--- START Input for this task ---

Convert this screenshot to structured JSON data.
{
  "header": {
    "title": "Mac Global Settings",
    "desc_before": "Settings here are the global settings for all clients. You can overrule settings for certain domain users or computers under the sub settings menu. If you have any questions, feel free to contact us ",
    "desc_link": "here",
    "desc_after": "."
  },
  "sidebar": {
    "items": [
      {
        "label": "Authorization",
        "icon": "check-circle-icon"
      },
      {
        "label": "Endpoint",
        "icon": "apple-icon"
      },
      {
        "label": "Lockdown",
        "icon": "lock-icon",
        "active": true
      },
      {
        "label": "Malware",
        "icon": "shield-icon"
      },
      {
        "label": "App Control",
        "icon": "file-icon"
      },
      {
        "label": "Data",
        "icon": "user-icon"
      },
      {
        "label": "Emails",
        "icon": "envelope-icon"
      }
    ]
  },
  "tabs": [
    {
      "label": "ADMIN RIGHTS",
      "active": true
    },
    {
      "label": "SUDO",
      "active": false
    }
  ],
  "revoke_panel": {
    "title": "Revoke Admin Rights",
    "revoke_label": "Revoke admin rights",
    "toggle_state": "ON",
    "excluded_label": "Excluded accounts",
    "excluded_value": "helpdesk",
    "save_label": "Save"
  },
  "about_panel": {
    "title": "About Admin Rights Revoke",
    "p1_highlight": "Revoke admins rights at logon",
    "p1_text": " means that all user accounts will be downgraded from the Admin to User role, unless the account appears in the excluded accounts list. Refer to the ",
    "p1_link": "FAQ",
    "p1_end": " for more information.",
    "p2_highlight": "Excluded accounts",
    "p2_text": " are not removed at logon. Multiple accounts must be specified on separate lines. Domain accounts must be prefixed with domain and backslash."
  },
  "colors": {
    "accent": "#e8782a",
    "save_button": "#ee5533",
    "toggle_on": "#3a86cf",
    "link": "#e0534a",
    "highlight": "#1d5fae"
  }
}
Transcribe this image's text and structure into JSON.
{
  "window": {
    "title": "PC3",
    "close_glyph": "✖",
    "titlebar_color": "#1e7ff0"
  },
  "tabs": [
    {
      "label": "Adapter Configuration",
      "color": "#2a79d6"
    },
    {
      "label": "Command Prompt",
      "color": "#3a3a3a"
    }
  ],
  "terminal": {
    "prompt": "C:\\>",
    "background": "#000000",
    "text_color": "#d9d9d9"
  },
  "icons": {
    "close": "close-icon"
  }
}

--- END Input for this task ---
--- START Input for this task ---

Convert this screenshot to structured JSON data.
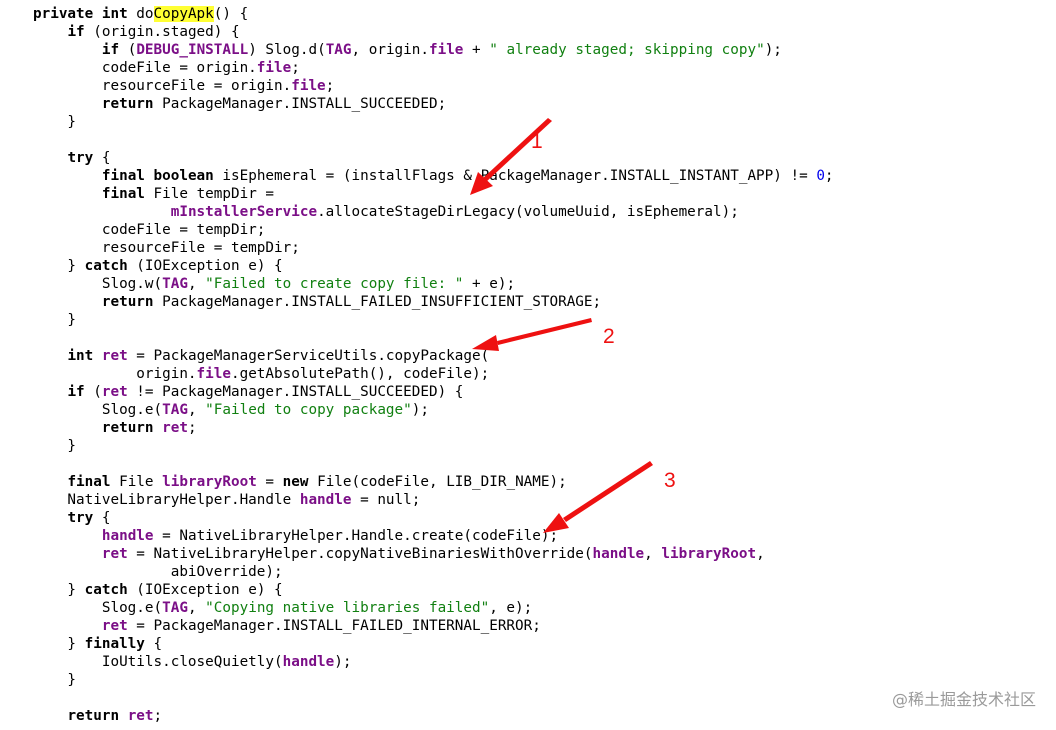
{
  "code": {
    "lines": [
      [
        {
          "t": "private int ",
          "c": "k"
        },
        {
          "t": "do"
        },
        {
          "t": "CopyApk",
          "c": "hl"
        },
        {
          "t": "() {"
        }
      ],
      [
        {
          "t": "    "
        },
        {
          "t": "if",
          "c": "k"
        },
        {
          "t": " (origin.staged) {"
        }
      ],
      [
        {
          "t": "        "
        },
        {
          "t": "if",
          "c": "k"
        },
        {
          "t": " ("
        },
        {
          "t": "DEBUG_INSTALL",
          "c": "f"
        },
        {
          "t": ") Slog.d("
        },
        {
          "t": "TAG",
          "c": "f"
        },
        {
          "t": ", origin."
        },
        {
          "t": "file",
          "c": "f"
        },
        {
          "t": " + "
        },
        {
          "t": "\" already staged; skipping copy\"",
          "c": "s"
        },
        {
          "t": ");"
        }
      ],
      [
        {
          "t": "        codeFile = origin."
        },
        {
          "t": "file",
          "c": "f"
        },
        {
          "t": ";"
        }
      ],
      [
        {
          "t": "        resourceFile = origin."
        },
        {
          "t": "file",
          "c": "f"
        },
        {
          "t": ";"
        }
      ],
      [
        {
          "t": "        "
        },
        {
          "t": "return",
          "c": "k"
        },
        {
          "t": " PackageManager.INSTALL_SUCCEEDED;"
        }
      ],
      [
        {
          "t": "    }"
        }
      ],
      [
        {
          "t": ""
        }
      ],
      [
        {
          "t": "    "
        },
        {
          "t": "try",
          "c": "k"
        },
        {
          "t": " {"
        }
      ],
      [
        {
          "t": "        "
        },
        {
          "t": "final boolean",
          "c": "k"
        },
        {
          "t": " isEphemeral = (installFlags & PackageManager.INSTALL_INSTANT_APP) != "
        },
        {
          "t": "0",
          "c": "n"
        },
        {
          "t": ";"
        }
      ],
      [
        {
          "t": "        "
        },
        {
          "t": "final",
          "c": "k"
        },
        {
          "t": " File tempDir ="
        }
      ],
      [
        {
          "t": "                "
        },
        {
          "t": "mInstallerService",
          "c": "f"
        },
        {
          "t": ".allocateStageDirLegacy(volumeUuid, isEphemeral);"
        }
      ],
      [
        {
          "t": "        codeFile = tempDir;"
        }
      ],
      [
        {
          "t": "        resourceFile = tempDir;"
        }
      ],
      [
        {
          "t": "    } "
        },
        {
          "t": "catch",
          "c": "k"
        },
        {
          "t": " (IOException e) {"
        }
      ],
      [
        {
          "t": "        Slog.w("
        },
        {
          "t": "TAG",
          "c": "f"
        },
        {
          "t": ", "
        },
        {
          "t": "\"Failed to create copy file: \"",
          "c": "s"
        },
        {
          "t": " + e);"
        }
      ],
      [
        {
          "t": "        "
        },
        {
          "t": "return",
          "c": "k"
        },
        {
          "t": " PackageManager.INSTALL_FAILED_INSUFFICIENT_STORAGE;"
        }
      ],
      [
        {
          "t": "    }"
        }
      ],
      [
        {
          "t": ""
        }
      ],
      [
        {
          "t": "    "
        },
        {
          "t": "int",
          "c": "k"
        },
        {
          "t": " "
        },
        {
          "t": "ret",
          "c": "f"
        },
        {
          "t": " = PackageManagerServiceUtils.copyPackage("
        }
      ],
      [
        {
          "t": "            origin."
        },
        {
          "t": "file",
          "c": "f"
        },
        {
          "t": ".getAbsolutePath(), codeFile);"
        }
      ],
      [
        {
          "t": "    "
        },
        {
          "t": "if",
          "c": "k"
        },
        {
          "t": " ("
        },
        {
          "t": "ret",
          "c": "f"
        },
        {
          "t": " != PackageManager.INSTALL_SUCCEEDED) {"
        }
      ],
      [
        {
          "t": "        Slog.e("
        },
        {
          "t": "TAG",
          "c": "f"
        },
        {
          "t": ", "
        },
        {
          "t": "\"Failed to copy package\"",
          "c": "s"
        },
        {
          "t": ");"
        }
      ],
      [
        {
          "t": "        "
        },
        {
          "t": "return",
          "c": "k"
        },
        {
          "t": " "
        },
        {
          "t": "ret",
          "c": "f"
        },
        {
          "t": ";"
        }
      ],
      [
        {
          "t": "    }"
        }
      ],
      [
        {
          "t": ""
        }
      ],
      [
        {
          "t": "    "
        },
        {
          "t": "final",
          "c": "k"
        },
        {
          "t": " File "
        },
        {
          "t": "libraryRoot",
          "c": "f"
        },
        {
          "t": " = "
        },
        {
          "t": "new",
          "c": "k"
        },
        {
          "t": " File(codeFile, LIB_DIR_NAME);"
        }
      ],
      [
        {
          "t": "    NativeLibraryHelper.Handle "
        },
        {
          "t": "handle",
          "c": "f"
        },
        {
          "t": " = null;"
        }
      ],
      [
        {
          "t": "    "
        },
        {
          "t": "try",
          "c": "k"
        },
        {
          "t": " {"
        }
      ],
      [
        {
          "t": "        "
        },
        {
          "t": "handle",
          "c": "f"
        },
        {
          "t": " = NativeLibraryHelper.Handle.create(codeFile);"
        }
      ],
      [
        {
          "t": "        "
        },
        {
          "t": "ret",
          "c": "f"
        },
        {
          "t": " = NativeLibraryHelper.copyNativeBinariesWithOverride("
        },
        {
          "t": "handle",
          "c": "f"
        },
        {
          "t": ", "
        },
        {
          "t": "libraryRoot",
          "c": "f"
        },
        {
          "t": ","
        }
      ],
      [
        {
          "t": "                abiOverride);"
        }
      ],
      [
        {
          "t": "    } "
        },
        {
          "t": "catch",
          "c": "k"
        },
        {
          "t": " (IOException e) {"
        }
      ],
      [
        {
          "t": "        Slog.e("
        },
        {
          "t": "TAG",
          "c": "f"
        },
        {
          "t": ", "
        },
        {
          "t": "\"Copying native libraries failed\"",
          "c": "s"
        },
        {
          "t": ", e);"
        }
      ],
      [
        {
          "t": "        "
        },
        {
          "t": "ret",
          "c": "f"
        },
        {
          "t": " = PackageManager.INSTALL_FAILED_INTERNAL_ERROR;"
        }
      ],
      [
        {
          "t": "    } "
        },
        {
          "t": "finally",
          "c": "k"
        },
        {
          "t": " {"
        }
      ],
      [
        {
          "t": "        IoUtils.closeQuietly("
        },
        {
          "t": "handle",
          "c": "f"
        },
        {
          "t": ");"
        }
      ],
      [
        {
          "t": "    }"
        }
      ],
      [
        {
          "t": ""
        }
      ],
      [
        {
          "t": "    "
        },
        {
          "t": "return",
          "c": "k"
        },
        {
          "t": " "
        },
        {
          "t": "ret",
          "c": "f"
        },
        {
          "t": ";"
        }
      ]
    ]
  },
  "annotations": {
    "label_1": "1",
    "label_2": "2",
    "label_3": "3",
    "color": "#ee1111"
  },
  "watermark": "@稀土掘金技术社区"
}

--- END Input for this task ---

Given problem >> In the entries above, find each line with the word "lines" and show it.

Task solution >>
    "p2_text": " are not removed at logon. Multiple accounts must be specified on separate lines. Domain accounts must be prefixed with domain and backslash."
    "lines": [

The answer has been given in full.